**Task:** Write out each line beneath this one exactly as it reads.

[Saved entries]

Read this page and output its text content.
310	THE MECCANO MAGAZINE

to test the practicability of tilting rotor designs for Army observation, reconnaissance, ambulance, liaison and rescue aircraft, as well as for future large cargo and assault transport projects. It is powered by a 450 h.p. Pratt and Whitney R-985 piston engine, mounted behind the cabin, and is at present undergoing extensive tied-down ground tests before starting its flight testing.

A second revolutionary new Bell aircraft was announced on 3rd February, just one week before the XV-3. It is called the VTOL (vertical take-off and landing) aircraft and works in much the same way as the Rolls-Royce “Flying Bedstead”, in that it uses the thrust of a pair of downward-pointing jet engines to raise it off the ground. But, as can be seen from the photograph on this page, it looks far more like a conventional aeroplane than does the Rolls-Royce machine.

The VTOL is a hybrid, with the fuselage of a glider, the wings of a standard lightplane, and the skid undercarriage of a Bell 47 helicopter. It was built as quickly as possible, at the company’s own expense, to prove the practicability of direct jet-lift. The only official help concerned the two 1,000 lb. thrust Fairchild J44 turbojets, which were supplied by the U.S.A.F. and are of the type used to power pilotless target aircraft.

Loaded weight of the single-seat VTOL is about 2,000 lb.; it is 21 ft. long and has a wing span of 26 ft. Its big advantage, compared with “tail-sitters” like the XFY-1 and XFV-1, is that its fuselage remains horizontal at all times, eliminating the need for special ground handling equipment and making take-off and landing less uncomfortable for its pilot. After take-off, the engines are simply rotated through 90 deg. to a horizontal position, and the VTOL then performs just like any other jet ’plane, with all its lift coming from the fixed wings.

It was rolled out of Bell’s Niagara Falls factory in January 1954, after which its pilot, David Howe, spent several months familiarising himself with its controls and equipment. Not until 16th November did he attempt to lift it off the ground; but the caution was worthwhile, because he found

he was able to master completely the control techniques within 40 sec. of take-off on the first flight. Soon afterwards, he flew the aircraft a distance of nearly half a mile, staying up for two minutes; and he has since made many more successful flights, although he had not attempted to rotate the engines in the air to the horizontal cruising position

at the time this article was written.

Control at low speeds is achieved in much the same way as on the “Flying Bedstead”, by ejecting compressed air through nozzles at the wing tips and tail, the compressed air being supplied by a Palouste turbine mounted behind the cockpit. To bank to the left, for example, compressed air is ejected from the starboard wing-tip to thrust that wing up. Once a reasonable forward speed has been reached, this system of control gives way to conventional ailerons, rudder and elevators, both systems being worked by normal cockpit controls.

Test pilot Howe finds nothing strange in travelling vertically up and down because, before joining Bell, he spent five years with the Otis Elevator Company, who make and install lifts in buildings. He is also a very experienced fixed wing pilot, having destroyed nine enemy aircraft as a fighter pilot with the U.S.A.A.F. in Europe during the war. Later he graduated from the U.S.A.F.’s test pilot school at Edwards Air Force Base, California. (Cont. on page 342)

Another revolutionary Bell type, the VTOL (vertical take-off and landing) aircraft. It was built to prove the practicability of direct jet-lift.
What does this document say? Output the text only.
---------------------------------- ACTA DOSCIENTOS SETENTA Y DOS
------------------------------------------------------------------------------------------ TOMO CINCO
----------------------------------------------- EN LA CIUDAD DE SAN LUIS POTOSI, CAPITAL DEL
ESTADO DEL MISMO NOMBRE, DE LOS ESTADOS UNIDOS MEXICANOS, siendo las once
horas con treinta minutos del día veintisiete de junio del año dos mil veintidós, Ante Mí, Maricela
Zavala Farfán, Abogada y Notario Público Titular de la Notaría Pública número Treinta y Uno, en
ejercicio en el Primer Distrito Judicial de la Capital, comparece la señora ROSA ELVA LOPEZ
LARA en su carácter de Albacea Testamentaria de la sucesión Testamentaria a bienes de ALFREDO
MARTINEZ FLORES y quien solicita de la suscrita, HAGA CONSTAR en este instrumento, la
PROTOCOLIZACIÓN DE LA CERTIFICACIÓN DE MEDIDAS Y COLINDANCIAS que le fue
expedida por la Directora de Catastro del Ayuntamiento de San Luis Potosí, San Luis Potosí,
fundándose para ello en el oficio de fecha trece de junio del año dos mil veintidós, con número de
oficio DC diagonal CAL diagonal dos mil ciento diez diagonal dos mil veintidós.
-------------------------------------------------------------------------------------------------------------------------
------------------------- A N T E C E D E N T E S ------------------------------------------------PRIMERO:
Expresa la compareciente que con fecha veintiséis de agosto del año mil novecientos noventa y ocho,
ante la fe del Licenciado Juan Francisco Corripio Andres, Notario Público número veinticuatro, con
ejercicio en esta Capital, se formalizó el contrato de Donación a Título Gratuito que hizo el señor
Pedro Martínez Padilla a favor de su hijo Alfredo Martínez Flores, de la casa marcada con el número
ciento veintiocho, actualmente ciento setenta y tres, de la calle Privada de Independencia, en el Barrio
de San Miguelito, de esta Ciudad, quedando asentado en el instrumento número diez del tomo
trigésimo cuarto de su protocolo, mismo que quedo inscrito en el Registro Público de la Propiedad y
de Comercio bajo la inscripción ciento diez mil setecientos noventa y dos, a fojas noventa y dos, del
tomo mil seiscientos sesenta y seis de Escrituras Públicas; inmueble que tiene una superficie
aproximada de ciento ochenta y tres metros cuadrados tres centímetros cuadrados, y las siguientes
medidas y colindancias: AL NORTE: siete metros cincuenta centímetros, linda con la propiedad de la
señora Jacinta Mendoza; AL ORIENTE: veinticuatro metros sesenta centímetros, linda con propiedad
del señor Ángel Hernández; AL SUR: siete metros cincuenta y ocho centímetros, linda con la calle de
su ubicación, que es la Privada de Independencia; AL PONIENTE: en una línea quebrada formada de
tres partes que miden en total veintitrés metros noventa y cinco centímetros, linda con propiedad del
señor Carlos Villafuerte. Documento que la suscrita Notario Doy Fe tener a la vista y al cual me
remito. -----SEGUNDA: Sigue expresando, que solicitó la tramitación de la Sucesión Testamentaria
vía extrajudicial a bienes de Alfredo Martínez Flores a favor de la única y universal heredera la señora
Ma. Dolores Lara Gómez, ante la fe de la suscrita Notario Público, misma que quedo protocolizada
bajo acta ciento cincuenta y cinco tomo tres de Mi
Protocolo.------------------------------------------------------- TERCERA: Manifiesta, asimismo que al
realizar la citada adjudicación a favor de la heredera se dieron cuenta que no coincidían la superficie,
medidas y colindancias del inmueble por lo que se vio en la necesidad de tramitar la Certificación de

**Answer for this exercise:**
Read this page and output its text content.
310	THE MECCANO MAGAZINE

to test the practicability of tilting rotor designs for Army observation, reconnaissance, ambulance, liaison and rescue aircraft, as well as for future large cargo and assault transport projects. It is powered by a 450 h.p. Pratt and Whitney R-985 piston engine, mounted behind the cabin, and is at present undergoing extensive tied-down ground tests before starting its flight testing.

A second revolutionary new Bell aircraft was announced on 3rd February, just one week before the XV-3. It is called the VTOL (vertical take-off and landing) aircraft and works in much the same way as the Rolls-Royce “Flying Bedstead”, in that it uses the thrust of a pair of downward-pointing jet engines to raise it off the ground. But, as can be seen from the photograph on this page, it looks far more like a conventional aeroplane than does the Rolls-Royce machine.

The VTOL is a hybrid, with the fuselage of a glider, the wings of a standard lightplane, and the skid undercarriage of a Bell 47 helicopter. It was built as quickly as possible, at the company’s own expense, to prove the practicability of direct jet-lift. The only official help concerned the two 1,000 lb. thrust Fairchild J44 turbojets, which were supplied by the U.S.A.F. and are of the type used to power pilotless target aircraft.

Loaded weight of the single-seat VTOL is about 2,000 lb.; it is 21 ft. long and has a wing span of 26 ft. Its big advantage, compared with “tail-sitters” like the XFY-1 and XFV-1, is that its fuselage remains horizontal at all times, eliminating the need for special ground handling equipment and making take-off and landing less uncomfortable for its pilot. After take-off, the engines are simply rotated through 90 deg. to a horizontal position, and the VTOL then performs just like any other jet ’plane, with all its lift coming from the fixed wings.

It was rolled out of Bell’s Niagara Falls factory in January 1954, after which its pilot, David Howe, spent several months familiarising himself with its controls and equipment. Not until 16th November did he attempt to lift it off the ground; but the caution was worthwhile, because he found

he was able to master completely the control techniques within 40 sec. of take-off on the first flight. Soon afterwards, he flew the aircraft a distance of nearly half a mile, staying up for two minutes; and he has since made many more successful flights, although he had not attempted to rotate the engines in the air to the horizontal cruising position

at the time this article was written.

Control at low speeds is achieved in much the same way as on the “Flying Bedstead”, by ejecting compressed air through nozzles at the wing tips and tail, the compressed air being supplied by a Palouste turbine mounted behind the cockpit. To bank to the left, for example, compressed air is ejected from the starboard wing-tip to thrust that wing up. Once a reasonable forward speed has been reached, this system of control gives way to conventional ailerons, rudder and elevators, both systems being worked by normal cockpit controls.

Test pilot Howe finds nothing strange in travelling vertically up and down because, before joining Bell, he spent five years with the Otis Elevator Company, who make and install lifts in buildings. He is also a very experienced fixed wing pilot, having destroyed nine enemy aircraft as a fighter pilot with the U.S.A.A.F. in Europe during the war. Later he graduated from the U.S.A.F.’s test pilot school at Edwards Air Force Base, California. (Cont. on page 342)

Another revolutionary Bell type, the VTOL (vertical take-off and landing) aircraft. It was built to prove the practicability of direct jet-lift.
What does this document say? Output the text only.
---------------------------------- ACTA DOSCIENTOS SETENTA Y DOS
------------------------------------------------------------------------------------------ TOMO CINCO
----------------------------------------------- EN LA CIUDAD DE SAN LUIS POTOSI, CAPITAL DEL
ESTADO DEL MISMO NOMBRE, DE LOS ESTADOS UNIDOS MEXICANOS, siendo las once
horas con treinta minutos del día veintisiete de junio del año dos mil veintidós, Ante Mí, Maricela
Zavala Farfán, Abogada y Notario Público Titular de la Notaría Pública número Treinta y Uno, en
ejercicio en el Primer Distrito Judicial de la Capital, comparece la señora ROSA ELVA LOPEZ
LARA en su carácter de Albacea Testamentaria de la sucesión Testamentaria a bienes de ALFREDO
MARTINEZ FLORES y quien solicita de la suscrita, HAGA CONSTAR en este instrumento, la
PROTOCOLIZACIÓN DE LA CERTIFICACIÓN DE MEDIDAS Y COLINDANCIAS que le fue
expedida por la Directora de Catastro del Ayuntamiento de San Luis Potosí, San Luis Potosí,
fundándose para ello en el oficio de fecha trece de junio del año dos mil veintidós, con número de
oficio DC diagonal CAL diagonal dos mil ciento diez diagonal dos mil veintidós.
-------------------------------------------------------------------------------------------------------------------------
------------------------- A N T E C E D E N T E S ------------------------------------------------PRIMERO:
Expresa la compareciente que con fecha veintiséis de agosto del año mil novecientos noventa y ocho,
ante la fe del Licenciado Juan Francisco Corripio Andres, Notario Público número veinticuatro, con
ejercicio en esta Capital, se formalizó el contrato de Donación a Título Gratuito que hizo el señor
Pedro Martínez Padilla a favor de su hijo Alfredo Martínez Flores, de la casa marcada con el número
ciento veintiocho, actualmente ciento setenta y tres, de la calle Privada de Independencia, en el Barrio
de San Miguelito, de esta Ciudad, quedando asentado en el instrumento número diez del tomo
trigésimo cuarto de su protocolo, mismo que quedo inscrito en el Registro Público de la Propiedad y
de Comercio bajo la inscripción ciento diez mil setecientos noventa y dos, a fojas noventa y dos, del
tomo mil seiscientos sesenta y seis de Escrituras Públicas; inmueble que tiene una superficie
aproximada de ciento ochenta y tres metros cuadrados tres centímetros cuadrados, y las siguientes
medidas y colindancias: AL NORTE: siete metros cincuenta centímetros, linda con la propiedad de la
señora Jacinta Mendoza; AL ORIENTE: veinticuatro metros sesenta centímetros, linda con propiedad
del señor Ángel Hernández; AL SUR: siete metros cincuenta y ocho centímetros, linda con la calle de
su ubicación, que es la Privada de Independencia; AL PONIENTE: en una línea quebrada formada de
tres partes que miden en total veintitrés metros noventa y cinco centímetros, linda con propiedad del
señor Carlos Villafuerte. Documento que la suscrita Notario Doy Fe tener a la vista y al cual me
remito. -----SEGUNDA: Sigue expresando, que solicitó la tramitación de la Sucesión Testamentaria
vía extrajudicial a bienes de Alfredo Martínez Flores a favor de la única y universal heredera la señora
Ma. Dolores Lara Gómez, ante la fe de la suscrita Notario Público, misma que quedo protocolizada
bajo acta ciento cincuenta y cinco tomo tres de Mi
Protocolo.------------------------------------------------------- TERCERA: Manifiesta, asimismo que al
realizar la citada adjudicación a favor de la heredera se dieron cuenta que no coincidían la superficie,
medidas y colindancias del inmueble por lo que se vio en la necesidad de tramitar la Certificación de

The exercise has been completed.